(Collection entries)

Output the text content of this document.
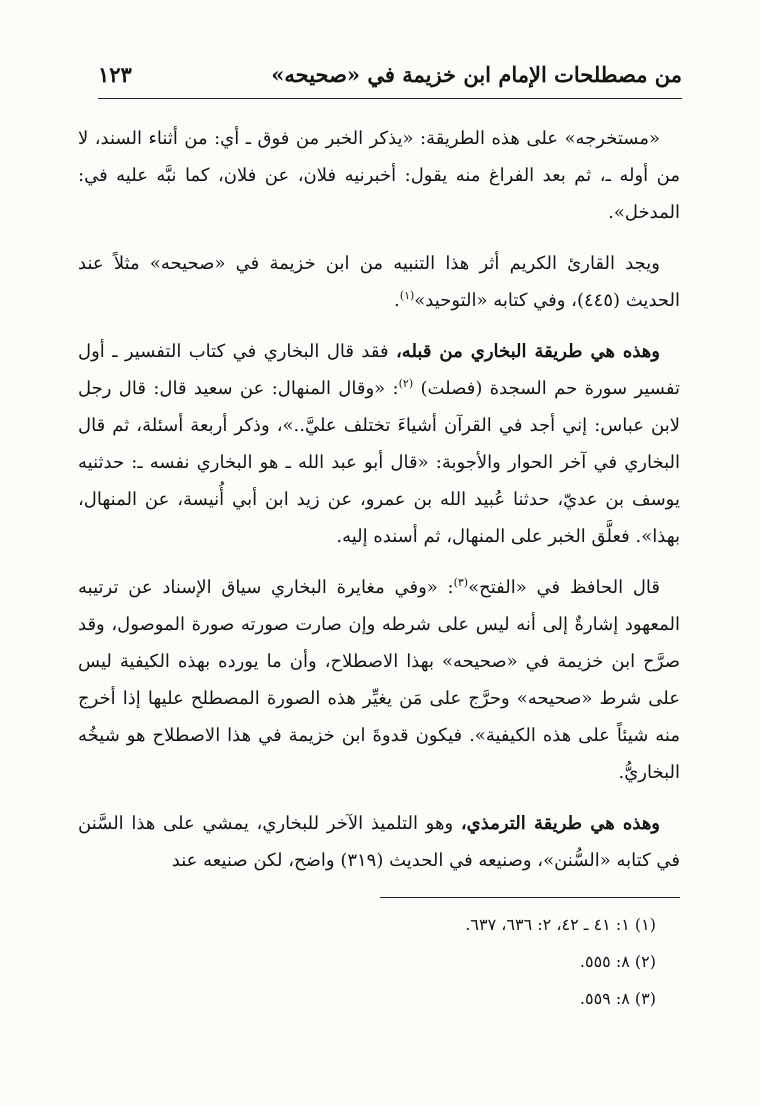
من مصطلحات الإمام ابن خزيمة في «صحيحه»
١٢٣

«مستخرجه» على هذه الطريقة: «يذكر الخبر من فوق ـ أي: من أثناء السند، لا من أوله ـ، ثم بعد الفراغ منه يقول: أخبرنيه فلان، عن فلان، كما نبَّه عليه في: المدخل».

ويجد القارئ الكريم أثر هذا التنبيه من ابن خزيمة في «صحيحه» مثلاً عند الحديث (٤٤٥)، وفي كتابه «التوحيد»$^{(١)}$.

وهذه هي طريقة البخاري من قبله، فقد قال البخاري في كتاب التفسير ـ أول تفسير سورة حم السجدة (فصلت) $^{(٢)}$: «وقال المنهال: عن سعيد قال: قال رجل لابن عباس: إني أجد في القرآن أشياءَ تختلف عليَّ..»، وذكر أربعة أسئلة، ثم قال البخاري في آخر الحوار والأجوبة: «قال أبو عبد الله ـ هو البخاري نفسه ـ: حدثنيه يوسف بن عديّ، حدثنا عُبيد الله بن عمرو، عن زيد ابن أبي أُنيسة، عن المنهال، بهذا». فعلَّق الخبر على المنهال، ثم أسنده إليه.

قال الحافظ في «الفتح»$^{(٣)}$: «وفي مغايرة البخاري سياق الإسناد عن ترتيبه المعهود إشارةٌ إلى أنه ليس على شرطه وإن صارت صورته صورة الموصول، وقد صرَّح ابن خزيمة في «صحيحه» بهذا الاصطلاح، وأن ما يورده بهذه الكيفية ليس على شرط «صحيحه» وحرَّج على مَن يغيِّر هذه الصورة المصطلح عليها إذا أخرج منه شيئاً على هذه الكيفية». فيكون قدوةَ ابن خزيمة في هذا الاصطلاح هو شيخُه البخاريُّ.

وهذه هي طريقة الترمذي، وهو التلميذ الآخر للبخاري، يمشي على هذا السَّنن في كتابه «السُّنن»، وصنيعه في الحديث (٣١٩) واضح، لكن صنيعه عند

(١) ١: ٤١ ـ ٤٢، ٢: ٦٣٦، ٦٣٧.

(٢) ٨: ٥٥٥.

(٣) ٨: ٥٥٩.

GOAL OF THE EXERCISE:
Retype each record exactly as it stands, but do not include the pictures.

WRITTEN ANSWER:
Output the text content of this document.
من مصطلحات الإمام ابن خزيمة في «صحيحه»
١٢٣

«مستخرجه» على هذه الطريقة: «يذكر الخبر من فوق ـ أي: من أثناء السند، لا من أوله ـ، ثم بعد الفراغ منه يقول: أخبرنيه فلان، عن فلان، كما نبَّه عليه في: المدخل».

ويجد القارئ الكريم أثر هذا التنبيه من ابن خزيمة في «صحيحه» مثلاً عند الحديث (٤٤٥)، وفي كتابه «التوحيد»$^{(١)}$.

وهذه هي طريقة البخاري من قبله، فقد قال البخاري في كتاب التفسير ـ أول تفسير سورة حم السجدة (فصلت) $^{(٢)}$: «وقال المنهال: عن سعيد قال: قال رجل لابن عباس: إني أجد في القرآن أشياءَ تختلف عليَّ..»، وذكر أربعة أسئلة، ثم قال البخاري في آخر الحوار والأجوبة: «قال أبو عبد الله ـ هو البخاري نفسه ـ: حدثنيه يوسف بن عديّ، حدثنا عُبيد الله بن عمرو، عن زيد ابن أبي أُنيسة، عن المنهال، بهذا». فعلَّق الخبر على المنهال، ثم أسنده إليه.

قال الحافظ في «الفتح»$^{(٣)}$: «وفي مغايرة البخاري سياق الإسناد عن ترتيبه المعهود إشارةٌ إلى أنه ليس على شرطه وإن صارت صورته صورة الموصول، وقد صرَّح ابن خزيمة في «صحيحه» بهذا الاصطلاح، وأن ما يورده بهذه الكيفية ليس على شرط «صحيحه» وحرَّج على مَن يغيِّر هذه الصورة المصطلح عليها إذا أخرج منه شيئاً على هذه الكيفية». فيكون قدوةَ ابن خزيمة في هذا الاصطلاح هو شيخُه البخاريُّ.

وهذه هي طريقة الترمذي، وهو التلميذ الآخر للبخاري، يمشي على هذا السَّنن في كتابه «السُّنن»، وصنيعه في الحديث (٣١٩) واضح، لكن صنيعه عند

(١) ١: ٤١ ـ ٤٢، ٢: ٦٣٦، ٦٣٧.

(٢) ٨: ٥٥٥.

(٣) ٨: ٥٥٩.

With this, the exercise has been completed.